# Extracted text
___

21. A computer readable medium in a computer containing executable
instructions that when executed by a computer perform a method for
quantifying the weight percent of methane in a wellbore
environment, comprising; obtaining a fluid downhole; measuring a
first optical density for the fluid at a first wavelength region
associated with a methane peak; measuring a second optical density
for the fluid at a second wavelength region associated with the
methane peak; and determining weight percent methane for the fluid
sample from the first and second measured optical densities.
22. The medium of claim 21, wherein the first wavelength region has
a center wavelength of 1670 nanometers; and the second wavelength
has a center wavelength of 1682 nanometers.
23. The medium of claim 21, further comprising: correlating weight
percent methane with optical absorbance at the first and second
wavelengths.
24. The medium of claim 23, further comprising: correlating
pressure.
25. The medium of claim 23, further comprising; correlating
temperature.
26. The medium of claim 21 further comprising: determining a gas
oil ratio for the sample based on the weight percent methane.
27. The medium of claim 21, further comprising: monitoring sample
cleanup based on a change in weight percent methane.
28. The medium of claim 23, further comprising: correlating based
on synthetic mixtures of methane and dead crude oils.
29. The medium of claim 21, further comprising: filtering an
optical density measurement with a 11 nm full width half maximum
filter.
30. The medium of claim 21, wherein the first wavelength region has
a center wavelength of 1670 nanometers and the second wavelength
has a center wavelength of 1682 nanometers; correlating weight
percent methane, pressure and temperature with optical absorbance
at the first and second wavelength regions; and determining a gas
oil ratio based on the weight percent methane.
Description
FIELD OF THE INVENTION
The invention relates generally to a method and apparatus for
quantifying the weight percentage of methane or the gas oil ratio
for a crude oil sample downhole by using the sample's absorbance at
two specially selected optical channels. The center wavelengths and
bandwidths of these channels were selected by a complex
simulation.

___

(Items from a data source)
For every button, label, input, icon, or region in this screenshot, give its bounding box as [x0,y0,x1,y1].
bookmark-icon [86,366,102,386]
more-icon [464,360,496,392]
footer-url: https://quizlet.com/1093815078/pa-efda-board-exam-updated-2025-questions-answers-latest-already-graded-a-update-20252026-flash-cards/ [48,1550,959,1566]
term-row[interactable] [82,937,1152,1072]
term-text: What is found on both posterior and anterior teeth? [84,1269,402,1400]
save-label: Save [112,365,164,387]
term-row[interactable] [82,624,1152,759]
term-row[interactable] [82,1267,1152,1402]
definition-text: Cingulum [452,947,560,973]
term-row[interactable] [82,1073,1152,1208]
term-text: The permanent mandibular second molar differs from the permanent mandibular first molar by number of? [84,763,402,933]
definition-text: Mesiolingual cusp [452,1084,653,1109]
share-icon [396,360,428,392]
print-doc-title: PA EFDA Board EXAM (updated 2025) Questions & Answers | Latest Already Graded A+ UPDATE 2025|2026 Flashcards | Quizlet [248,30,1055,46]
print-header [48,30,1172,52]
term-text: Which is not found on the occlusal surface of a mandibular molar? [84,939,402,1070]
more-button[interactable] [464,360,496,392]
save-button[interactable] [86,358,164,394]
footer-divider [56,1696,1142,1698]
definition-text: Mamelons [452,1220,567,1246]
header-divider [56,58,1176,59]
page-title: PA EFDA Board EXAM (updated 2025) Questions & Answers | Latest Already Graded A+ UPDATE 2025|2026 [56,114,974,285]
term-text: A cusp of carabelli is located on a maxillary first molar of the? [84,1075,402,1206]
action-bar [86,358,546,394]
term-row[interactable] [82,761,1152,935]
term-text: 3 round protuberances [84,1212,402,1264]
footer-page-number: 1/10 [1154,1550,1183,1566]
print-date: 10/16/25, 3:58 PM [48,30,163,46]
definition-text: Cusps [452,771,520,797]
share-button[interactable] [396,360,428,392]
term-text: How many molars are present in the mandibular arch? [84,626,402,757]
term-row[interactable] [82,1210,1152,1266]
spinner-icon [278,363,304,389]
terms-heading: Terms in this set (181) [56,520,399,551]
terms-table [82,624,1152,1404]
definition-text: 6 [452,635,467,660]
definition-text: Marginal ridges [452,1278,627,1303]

___

Reproduce the patent text from "24. The medium" to "sample based on the weight percent methane.", renaming "temperature" as "viscosity" throughout.

24. The medium of claim 23, further comprising: correlating
pressure.
25. The medium of claim 23, further comprising; correlating
viscosity.
26. The medium of claim 21 further comprising: determining a gas
oil ratio for the sample based on the weight percent methane.